»»
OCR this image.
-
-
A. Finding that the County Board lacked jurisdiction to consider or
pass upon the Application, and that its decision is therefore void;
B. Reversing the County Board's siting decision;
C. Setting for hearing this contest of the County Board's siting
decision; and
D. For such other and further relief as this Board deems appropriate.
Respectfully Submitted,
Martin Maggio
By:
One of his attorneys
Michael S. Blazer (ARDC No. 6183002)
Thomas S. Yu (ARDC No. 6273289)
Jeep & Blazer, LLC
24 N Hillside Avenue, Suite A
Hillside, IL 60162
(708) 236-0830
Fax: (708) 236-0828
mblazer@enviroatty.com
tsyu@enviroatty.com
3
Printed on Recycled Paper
««
»»
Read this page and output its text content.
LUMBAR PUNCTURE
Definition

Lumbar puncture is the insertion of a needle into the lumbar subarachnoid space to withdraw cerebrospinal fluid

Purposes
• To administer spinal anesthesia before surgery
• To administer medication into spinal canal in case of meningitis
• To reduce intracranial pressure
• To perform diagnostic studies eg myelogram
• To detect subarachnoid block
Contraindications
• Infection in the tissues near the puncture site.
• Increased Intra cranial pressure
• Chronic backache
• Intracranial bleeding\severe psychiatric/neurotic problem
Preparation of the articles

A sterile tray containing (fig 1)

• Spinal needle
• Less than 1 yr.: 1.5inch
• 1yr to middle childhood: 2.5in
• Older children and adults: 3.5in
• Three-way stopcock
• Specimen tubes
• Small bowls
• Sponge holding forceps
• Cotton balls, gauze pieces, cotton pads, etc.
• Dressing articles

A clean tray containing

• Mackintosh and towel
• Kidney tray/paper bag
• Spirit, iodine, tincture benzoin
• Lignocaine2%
««
== Task ==
Look above for every line with the word "that" and copy it.

== Written solution ==
A. Finding that the County Board lacked jurisdiction to consider or
pass upon the Application, and that its decision is therefore void;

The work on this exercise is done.